All of the data should be output character for character, except the pictures.

• [Extracted information]:
******************************

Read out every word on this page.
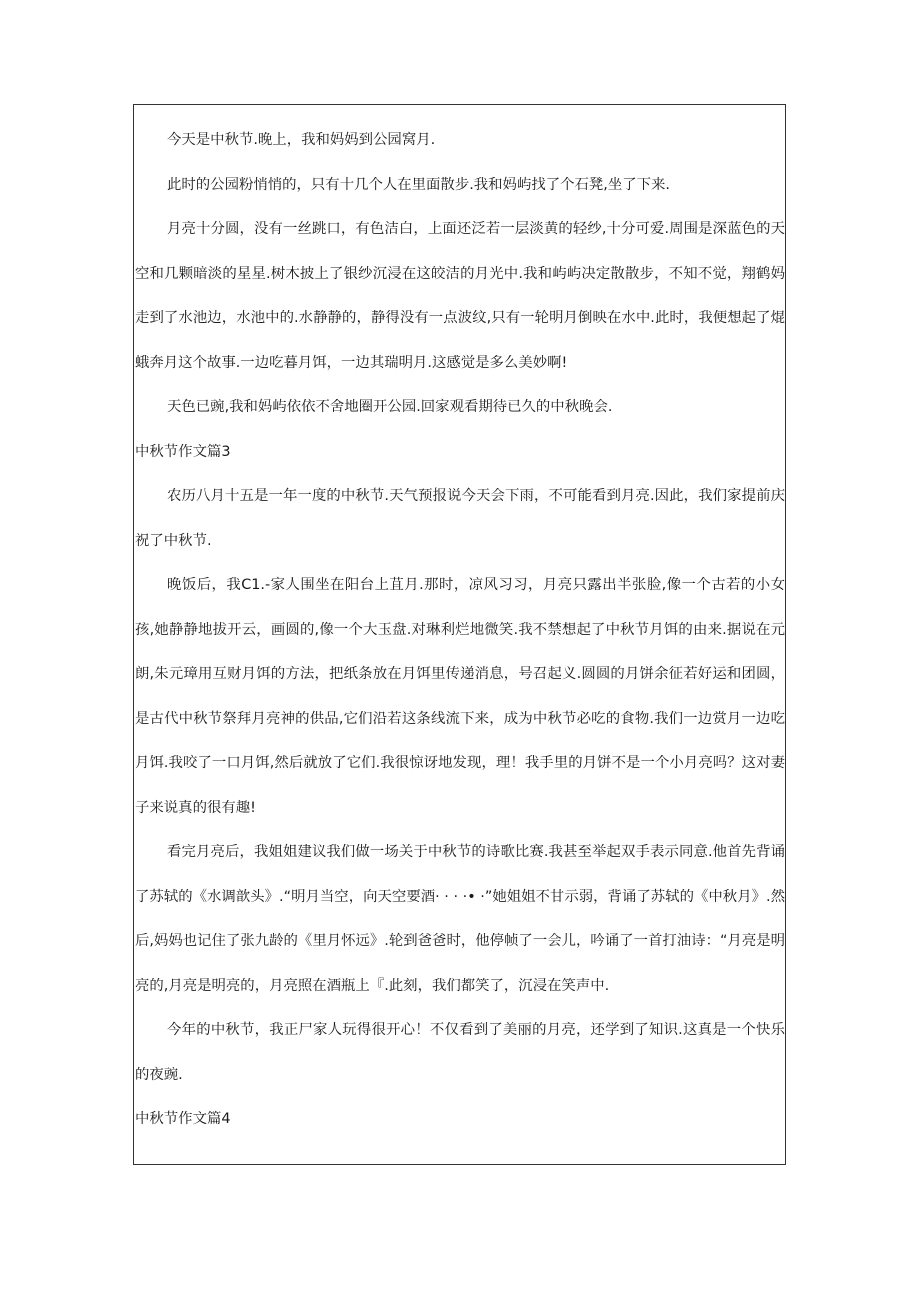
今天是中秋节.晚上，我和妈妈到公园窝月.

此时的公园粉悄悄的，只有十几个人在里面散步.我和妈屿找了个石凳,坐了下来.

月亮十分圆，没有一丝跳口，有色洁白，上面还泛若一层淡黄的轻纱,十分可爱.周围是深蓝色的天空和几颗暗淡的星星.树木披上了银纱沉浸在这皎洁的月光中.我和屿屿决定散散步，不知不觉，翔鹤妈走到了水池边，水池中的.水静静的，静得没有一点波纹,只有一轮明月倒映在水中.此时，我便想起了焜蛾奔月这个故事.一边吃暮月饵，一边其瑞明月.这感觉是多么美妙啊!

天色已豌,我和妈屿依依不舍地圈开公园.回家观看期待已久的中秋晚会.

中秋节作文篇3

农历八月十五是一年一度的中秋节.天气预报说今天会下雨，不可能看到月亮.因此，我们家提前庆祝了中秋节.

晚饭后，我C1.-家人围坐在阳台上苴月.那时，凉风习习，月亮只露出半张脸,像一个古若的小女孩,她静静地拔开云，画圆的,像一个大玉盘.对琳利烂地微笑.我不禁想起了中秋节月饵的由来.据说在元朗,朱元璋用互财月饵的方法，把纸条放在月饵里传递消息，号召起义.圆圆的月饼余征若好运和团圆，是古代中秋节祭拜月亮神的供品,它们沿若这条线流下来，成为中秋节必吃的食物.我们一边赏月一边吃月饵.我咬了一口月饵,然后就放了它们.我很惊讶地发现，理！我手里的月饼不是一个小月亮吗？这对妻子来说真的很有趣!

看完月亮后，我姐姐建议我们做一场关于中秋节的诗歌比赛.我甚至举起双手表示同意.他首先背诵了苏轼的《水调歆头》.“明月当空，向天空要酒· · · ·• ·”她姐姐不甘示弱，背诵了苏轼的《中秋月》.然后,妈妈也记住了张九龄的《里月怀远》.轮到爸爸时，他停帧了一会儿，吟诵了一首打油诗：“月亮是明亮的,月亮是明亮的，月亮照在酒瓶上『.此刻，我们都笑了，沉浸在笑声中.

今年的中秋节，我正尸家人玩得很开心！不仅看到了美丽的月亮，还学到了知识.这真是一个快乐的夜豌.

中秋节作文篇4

******************************

• [Result of the exercise]:
Read out every word on this page.
今天是中秋节.晚上，我和妈妈到公园窝月.

此时的公园粉悄悄的，只有十几个人在里面散步.我和妈屿找了个石凳,坐了下来.

月亮十分圆，没有一丝跳口，有色洁白，上面还泛若一层淡黄的轻纱,十分可爱.周围是深蓝色的天空和几颗暗淡的星星.树木披上了银纱沉浸在这皎洁的月光中.我和屿屿决定散散步，不知不觉，翔鹤妈走到了水池边，水池中的.水静静的，静得没有一点波纹,只有一轮明月倒映在水中.此时，我便想起了焜蛾奔月这个故事.一边吃暮月饵，一边其瑞明月.这感觉是多么美妙啊!

天色已豌,我和妈屿依依不舍地圈开公园.回家观看期待已久的中秋晚会.

中秋节作文篇3

农历八月十五是一年一度的中秋节.天气预报说今天会下雨，不可能看到月亮.因此，我们家提前庆祝了中秋节.

晚饭后，我C1.-家人围坐在阳台上苴月.那时，凉风习习，月亮只露出半张脸,像一个古若的小女孩,她静静地拔开云，画圆的,像一个大玉盘.对琳利烂地微笑.我不禁想起了中秋节月饵的由来.据说在元朗,朱元璋用互财月饵的方法，把纸条放在月饵里传递消息，号召起义.圆圆的月饼余征若好运和团圆，是古代中秋节祭拜月亮神的供品,它们沿若这条线流下来，成为中秋节必吃的食物.我们一边赏月一边吃月饵.我咬了一口月饵,然后就放了它们.我很惊讶地发现，理！我手里的月饼不是一个小月亮吗？这对妻子来说真的很有趣!

看完月亮后，我姐姐建议我们做一场关于中秋节的诗歌比赛.我甚至举起双手表示同意.他首先背诵了苏轼的《水调歆头》.“明月当空，向天空要酒· · · ·• ·”她姐姐不甘示弱，背诵了苏轼的《中秋月》.然后,妈妈也记住了张九龄的《里月怀远》.轮到爸爸时，他停帧了一会儿，吟诵了一首打油诗：“月亮是明亮的,月亮是明亮的，月亮照在酒瓶上『.此刻，我们都笑了，沉浸在笑声中.

今年的中秋节，我正尸家人玩得很开心！不仅看到了美丽的月亮，还学到了知识.这真是一个快乐的夜豌.

中秋节作文篇4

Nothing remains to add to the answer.